Figure data in JSON
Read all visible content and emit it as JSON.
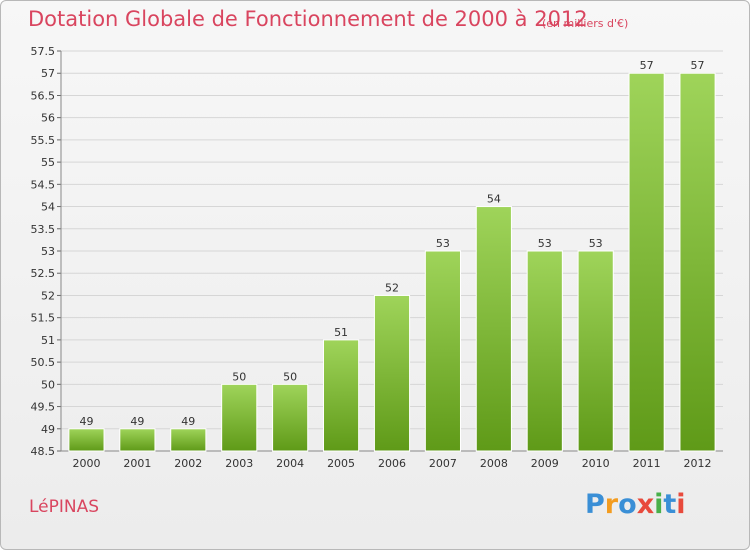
{
  "header": {
    "title": "Dotation Globale de Fonctionnement de 2000 à 2012",
    "unit": "(en milliers d'€)"
  },
  "footer": {
    "commune": "LéPINAS",
    "logo_letters": [
      "P",
      "r",
      "o",
      "x",
      "i",
      "t",
      "i"
    ]
  },
  "colors": {
    "bar_top": "#9fd45a",
    "bar_bottom": "#5f9a18",
    "title": "#d9455f",
    "logo": [
      "#3a8fd6",
      "#f39c1f",
      "#3a8fd6",
      "#e84a3c",
      "#49b04a",
      "#3a8fd6",
      "#e84a3c"
    ]
  },
  "chart_data": {
    "type": "bar",
    "title": "Dotation Globale de Fonctionnement de 2000 à 2012",
    "categories": [
      "2000",
      "2001",
      "2002",
      "2003",
      "2004",
      "2005",
      "2006",
      "2007",
      "2008",
      "2009",
      "2010",
      "2011",
      "2012"
    ],
    "values": [
      49,
      49,
      49,
      50,
      50,
      51,
      52,
      53,
      54,
      53,
      53,
      57,
      57
    ],
    "ylim": [
      48.5,
      57.5
    ],
    "yticks": [
      "48.5",
      "49",
      "49.5",
      "50",
      "50.5",
      "51",
      "51.5",
      "52",
      "52.5",
      "53",
      "53.5",
      "54",
      "54.5",
      "55",
      "55.5",
      "56",
      "56.5",
      "57",
      "57.5"
    ],
    "grid": true,
    "legend": "none"
  }
}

# OBJECTIVE
Reproduce the records verbatim, omitting all images they contain.

# FINAL RESULT
Read all visible content and emit it as JSON.
{
  "header": {
    "title": "Dotation Globale de Fonctionnement de 2000 à 2012",
    "unit": "(en milliers d'€)"
  },
  "footer": {
    "commune": "LéPINAS",
    "logo_letters": [
      "P",
      "r",
      "o",
      "x",
      "i",
      "t",
      "i"
    ]
  },
  "colors": {
    "bar_top": "#9fd45a",
    "bar_bottom": "#5f9a18",
    "title": "#d9455f",
    "logo": [
      "#3a8fd6",
      "#f39c1f",
      "#3a8fd6",
      "#e84a3c",
      "#49b04a",
      "#3a8fd6",
      "#e84a3c"
    ]
  },
  "chart_data": {
    "type": "bar",
    "title": "Dotation Globale de Fonctionnement de 2000 à 2012",
    "categories": [
      "2000",
      "2001",
      "2002",
      "2003",
      "2004",
      "2005",
      "2006",
      "2007",
      "2008",
      "2009",
      "2010",
      "2011",
      "2012"
    ],
    "values": [
      49,
      49,
      49,
      50,
      50,
      51,
      52,
      53,
      54,
      53,
      53,
      57,
      57
    ],
    "ylim": [
      48.5,
      57.5
    ],
    "yticks": [
      "48.5",
      "49",
      "49.5",
      "50",
      "50.5",
      "51",
      "51.5",
      "52",
      "52.5",
      "53",
      "53.5",
      "54",
      "54.5",
      "55",
      "55.5",
      "56",
      "56.5",
      "57",
      "57.5"
    ],
    "grid": true,
    "legend": "none"
  }
}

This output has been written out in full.